-- EXERCISE INPUT start --
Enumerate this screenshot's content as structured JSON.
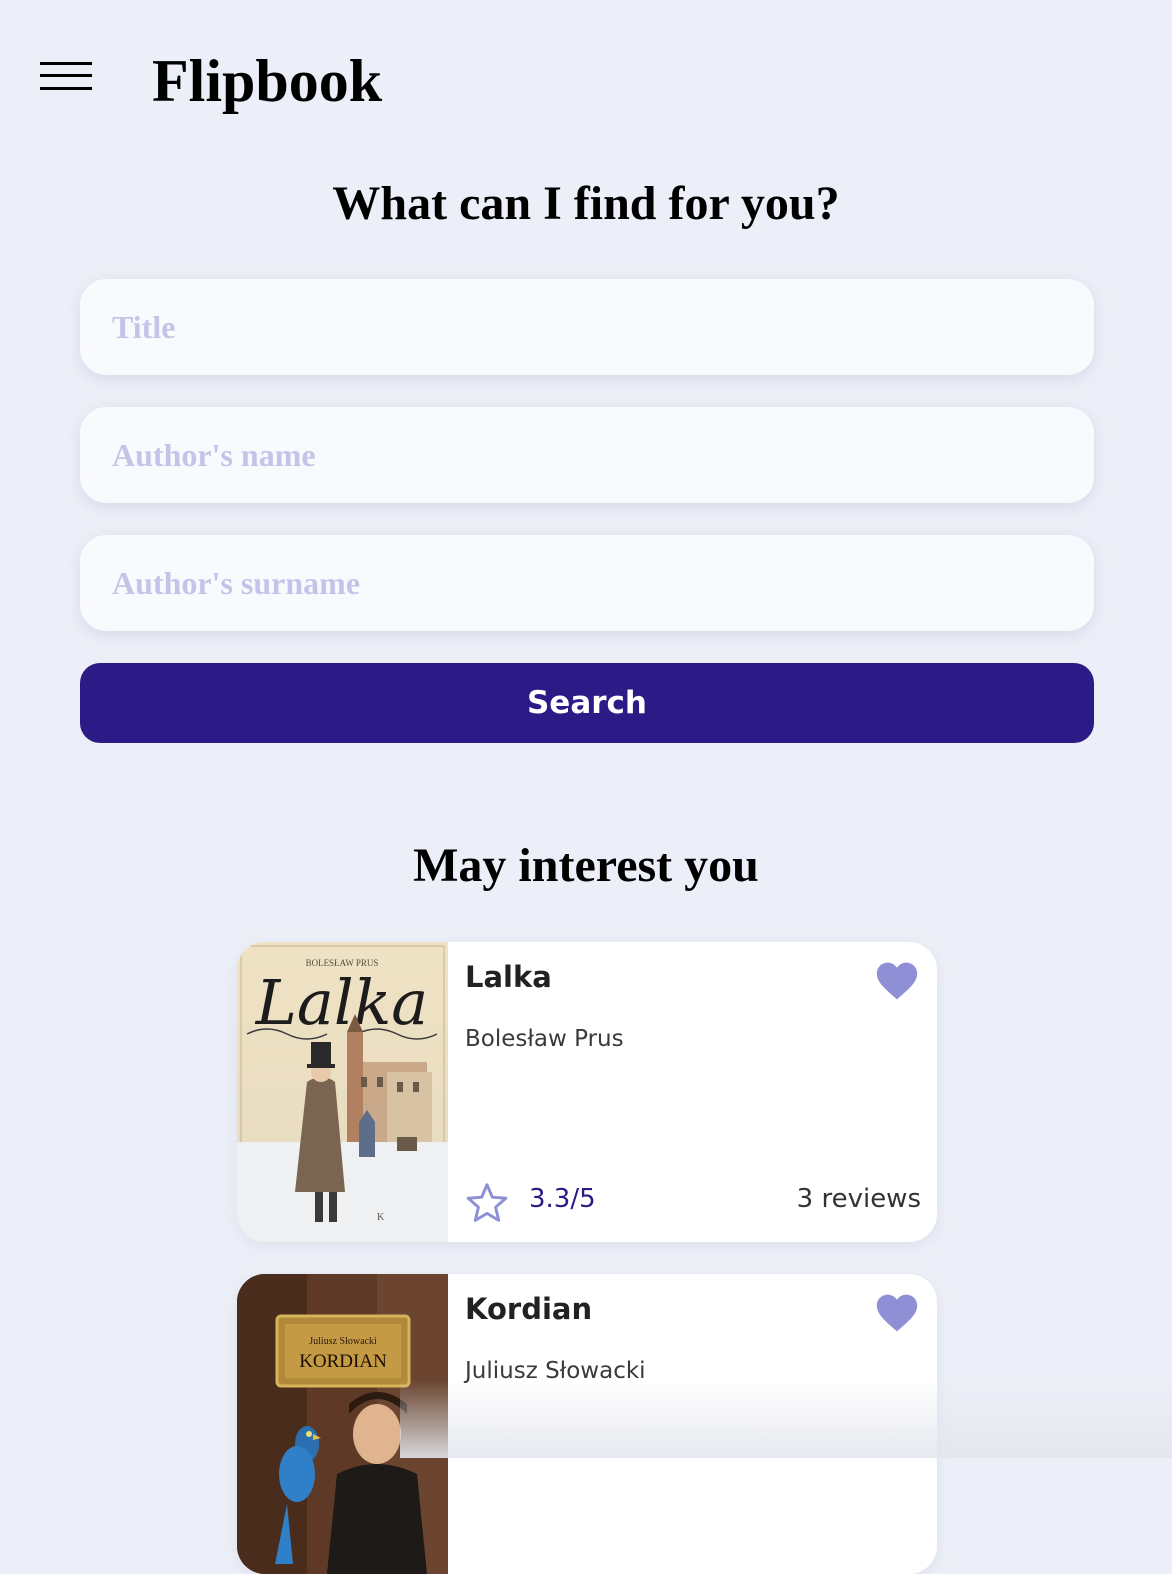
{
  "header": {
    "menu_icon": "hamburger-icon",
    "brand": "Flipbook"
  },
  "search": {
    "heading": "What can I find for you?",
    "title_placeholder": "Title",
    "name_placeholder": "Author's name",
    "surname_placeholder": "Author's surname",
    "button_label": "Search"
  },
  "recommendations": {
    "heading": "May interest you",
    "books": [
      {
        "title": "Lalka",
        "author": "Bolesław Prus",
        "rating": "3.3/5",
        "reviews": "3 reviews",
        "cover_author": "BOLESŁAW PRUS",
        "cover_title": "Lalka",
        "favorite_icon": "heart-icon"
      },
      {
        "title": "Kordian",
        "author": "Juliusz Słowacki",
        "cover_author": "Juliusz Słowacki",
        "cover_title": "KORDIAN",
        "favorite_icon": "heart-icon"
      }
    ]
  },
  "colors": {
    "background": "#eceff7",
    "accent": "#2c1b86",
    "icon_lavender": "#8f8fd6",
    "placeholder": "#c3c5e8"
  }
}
-- EXERCISE INPUT end --
-- EXERCISE INPUT start --
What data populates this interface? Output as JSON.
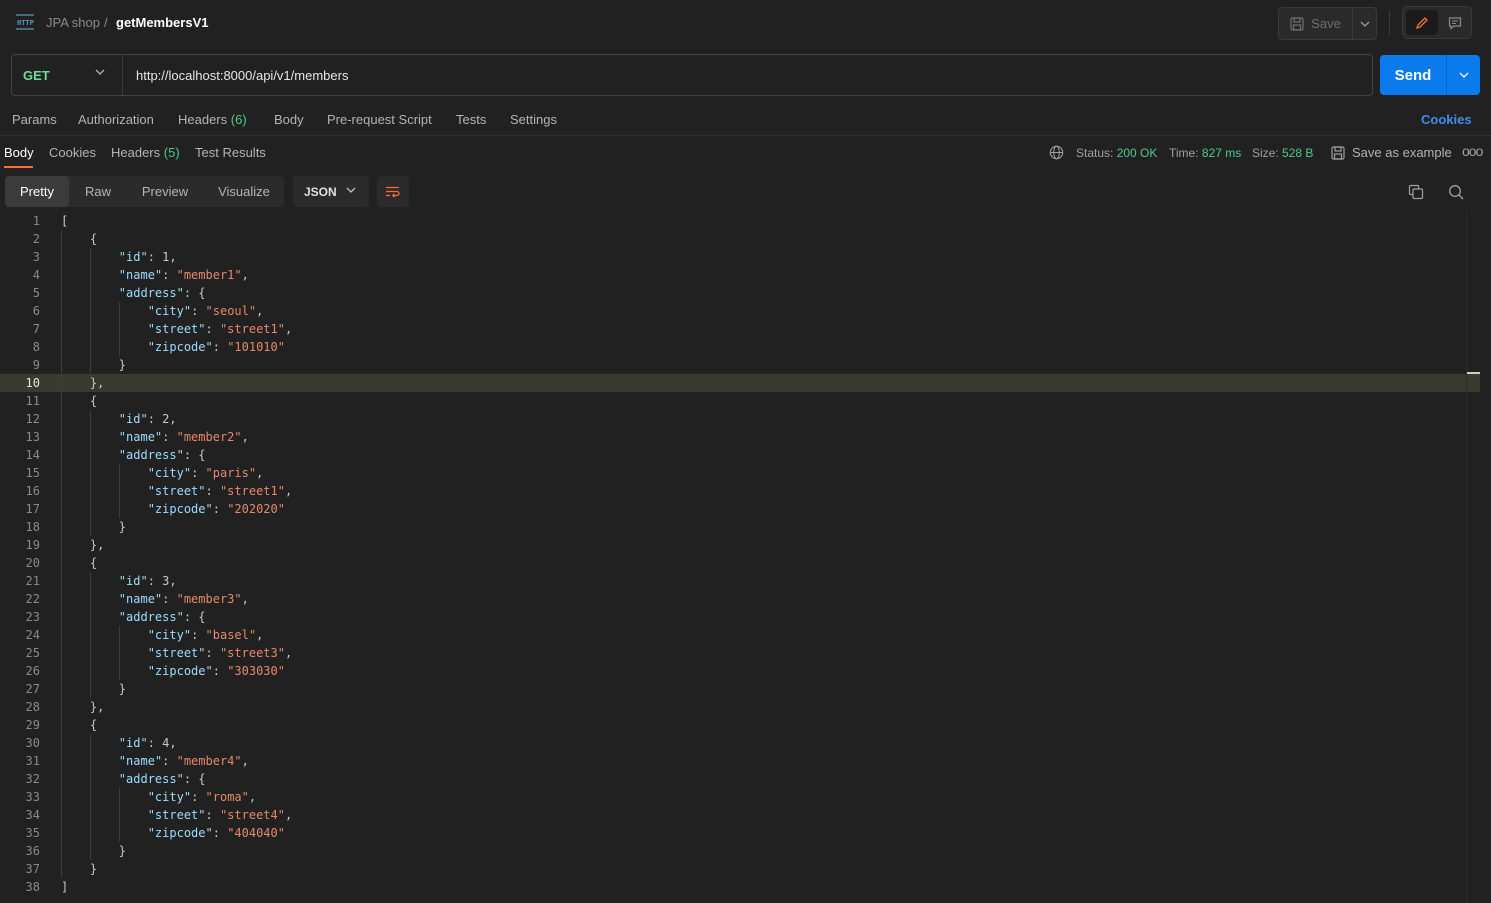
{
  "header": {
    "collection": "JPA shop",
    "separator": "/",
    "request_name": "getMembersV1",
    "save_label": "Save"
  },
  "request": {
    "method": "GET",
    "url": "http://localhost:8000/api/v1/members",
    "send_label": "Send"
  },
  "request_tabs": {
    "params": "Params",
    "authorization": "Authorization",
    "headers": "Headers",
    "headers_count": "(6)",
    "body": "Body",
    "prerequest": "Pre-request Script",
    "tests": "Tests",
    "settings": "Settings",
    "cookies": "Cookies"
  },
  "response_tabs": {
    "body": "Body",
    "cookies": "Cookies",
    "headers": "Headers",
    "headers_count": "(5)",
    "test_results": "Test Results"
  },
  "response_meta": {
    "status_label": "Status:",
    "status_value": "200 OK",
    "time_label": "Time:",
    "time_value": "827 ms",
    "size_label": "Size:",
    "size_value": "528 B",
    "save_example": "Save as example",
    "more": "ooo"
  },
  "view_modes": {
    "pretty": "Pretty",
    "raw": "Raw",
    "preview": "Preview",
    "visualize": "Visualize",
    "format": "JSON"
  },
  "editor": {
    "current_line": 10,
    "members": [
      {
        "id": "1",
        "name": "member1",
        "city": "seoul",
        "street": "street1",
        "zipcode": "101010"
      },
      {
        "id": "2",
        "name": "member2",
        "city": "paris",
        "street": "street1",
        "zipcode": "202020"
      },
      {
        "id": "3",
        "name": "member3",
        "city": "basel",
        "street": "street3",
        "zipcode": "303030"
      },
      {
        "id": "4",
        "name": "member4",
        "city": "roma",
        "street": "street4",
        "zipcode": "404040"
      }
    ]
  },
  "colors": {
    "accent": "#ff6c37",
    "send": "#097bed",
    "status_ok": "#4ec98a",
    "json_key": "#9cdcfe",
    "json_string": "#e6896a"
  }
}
-- EXERCISE INPUT end --
== TASK PROMPT ==
Copy every line of the listing where the word "Save" appears.

== THE SOLUTION ==
    "save_label": "Save"
    "save_example": "Save as example",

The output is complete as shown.